> [Tasks and exercises]:
#1 In the Harris-Perry article, what year did Harris-Perry begin hosting her weekend show on MSNBC?
#2 Reproduce the Harris-Perry article word for word, starting at "Harris-Perry, a professor" and continuing up to and including "Supreme Court nomination.".

> [Document extract]:
=== Begin Enclosure ===

Harris-Perry tweeted the news late Monday, following the announcement:
Leah Chernikoff, Elle.com site director, said she was "thrilled" that Harris-Perry was joining the website.
Harris-Perry, a professor at Wake Forest University, will not work full-time with Elle.com, but will write for the website and will "appear on-camera regularly," according to CNN's Brian Stelter, who first broke the news.
Her first published story on Elle as editor-at-large also appeared Monday; it was an examination of feminism in HBO's new film, "Confirmation," about Anita Hill and her effect on the Clarence Thomas Supreme Court nomination.
Harris-Perry began hosting her weekend show on MSNBC in 2012 and would go on to develop a following of die-hard fans, who were collectively and affectionately dubbed "nerdland." But earlier this year, tensions between Harris-Perry and MSNBC boiled over publicly, after the host complained pre-emptions were interfering with the airing of her show and, in an explosive email to her staff, said that she felt "worthless" to the NBC-owned network. She walked off her show and said she would only return to the cable news network if she was given her show back with full editorial autonomy. Ultimately, MSNBC canceled Harris-Perry's show in February.
"Joining ELLE.com is an opportunity to combine my expertise as a scholar, my commitments as a public intellectual, and my interests as a woman," said Harris-Perry in a statement about her new role at the website. "I am thrilled to tell my loyal television audience where they can find me and to introduce myself to brand new audiences, all while telling the stories of extraordinary women and girls."

=== End Enclosure ===

> [Information]:
=== Begin Enclosure ===

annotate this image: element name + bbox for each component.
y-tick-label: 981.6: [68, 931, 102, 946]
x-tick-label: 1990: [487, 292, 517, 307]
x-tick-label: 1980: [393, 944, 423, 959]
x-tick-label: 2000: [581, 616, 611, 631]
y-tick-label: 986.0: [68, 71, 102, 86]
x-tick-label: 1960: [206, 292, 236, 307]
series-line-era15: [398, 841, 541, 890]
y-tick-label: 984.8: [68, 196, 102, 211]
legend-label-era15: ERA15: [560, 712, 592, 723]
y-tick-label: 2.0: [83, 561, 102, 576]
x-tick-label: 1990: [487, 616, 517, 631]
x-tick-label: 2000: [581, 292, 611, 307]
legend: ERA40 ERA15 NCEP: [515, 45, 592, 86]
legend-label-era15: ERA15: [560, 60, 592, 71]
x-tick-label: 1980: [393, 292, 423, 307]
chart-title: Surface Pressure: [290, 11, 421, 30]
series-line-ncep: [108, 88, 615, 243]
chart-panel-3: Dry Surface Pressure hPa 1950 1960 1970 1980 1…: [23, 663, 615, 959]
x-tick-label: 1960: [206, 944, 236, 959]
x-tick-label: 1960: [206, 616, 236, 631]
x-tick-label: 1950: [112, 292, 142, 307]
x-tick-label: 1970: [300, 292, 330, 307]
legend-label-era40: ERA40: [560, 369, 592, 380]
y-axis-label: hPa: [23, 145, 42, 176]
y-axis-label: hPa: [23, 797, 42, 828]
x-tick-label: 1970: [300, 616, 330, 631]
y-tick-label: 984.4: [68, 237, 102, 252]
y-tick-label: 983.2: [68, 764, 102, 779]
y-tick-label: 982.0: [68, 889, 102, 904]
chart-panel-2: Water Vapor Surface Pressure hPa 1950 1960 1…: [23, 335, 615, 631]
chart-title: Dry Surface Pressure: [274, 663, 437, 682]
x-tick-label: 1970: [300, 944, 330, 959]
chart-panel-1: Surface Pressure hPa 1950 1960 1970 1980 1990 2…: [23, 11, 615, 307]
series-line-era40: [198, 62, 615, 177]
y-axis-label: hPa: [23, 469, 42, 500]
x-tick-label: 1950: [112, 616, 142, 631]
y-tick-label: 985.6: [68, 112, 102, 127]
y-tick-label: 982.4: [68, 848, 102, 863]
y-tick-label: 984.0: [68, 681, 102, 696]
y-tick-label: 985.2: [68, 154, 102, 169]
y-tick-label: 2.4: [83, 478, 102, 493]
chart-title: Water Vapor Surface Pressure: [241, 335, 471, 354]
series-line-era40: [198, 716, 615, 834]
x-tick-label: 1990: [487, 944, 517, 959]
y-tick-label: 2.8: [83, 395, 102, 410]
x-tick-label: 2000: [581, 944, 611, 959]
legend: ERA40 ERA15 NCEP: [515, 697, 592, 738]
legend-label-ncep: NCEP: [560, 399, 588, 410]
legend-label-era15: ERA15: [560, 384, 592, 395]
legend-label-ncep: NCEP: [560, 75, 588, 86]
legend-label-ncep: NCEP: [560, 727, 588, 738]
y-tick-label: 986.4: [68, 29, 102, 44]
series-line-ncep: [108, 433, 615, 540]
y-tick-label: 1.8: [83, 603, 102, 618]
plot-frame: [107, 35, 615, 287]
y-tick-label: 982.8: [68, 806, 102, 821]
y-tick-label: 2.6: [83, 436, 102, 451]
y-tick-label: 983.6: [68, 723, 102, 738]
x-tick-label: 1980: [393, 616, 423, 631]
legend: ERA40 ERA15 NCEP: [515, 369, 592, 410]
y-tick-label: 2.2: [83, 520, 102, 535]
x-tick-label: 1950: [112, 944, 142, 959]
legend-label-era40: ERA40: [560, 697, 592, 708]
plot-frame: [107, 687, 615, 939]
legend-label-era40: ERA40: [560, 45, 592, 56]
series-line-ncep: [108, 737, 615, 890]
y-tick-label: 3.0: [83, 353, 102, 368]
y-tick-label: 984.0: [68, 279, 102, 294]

=== End Enclosure ===

> [Solutions]:
#1 2012

#2
Harris-Perry, a professor at Wake Forest University, will not work full-time with Elle.com, but will write for the website and will "appear on-camera regularly," according to CNN's Brian Stelter, who first broke the news.
Her first published story on Elle as editor-at-large also appeared Monday; it was an examination of feminism in HBO's new film, "Confirmation," about Anita Hill and her effect on the Clarence Thomas Supreme Court nomination.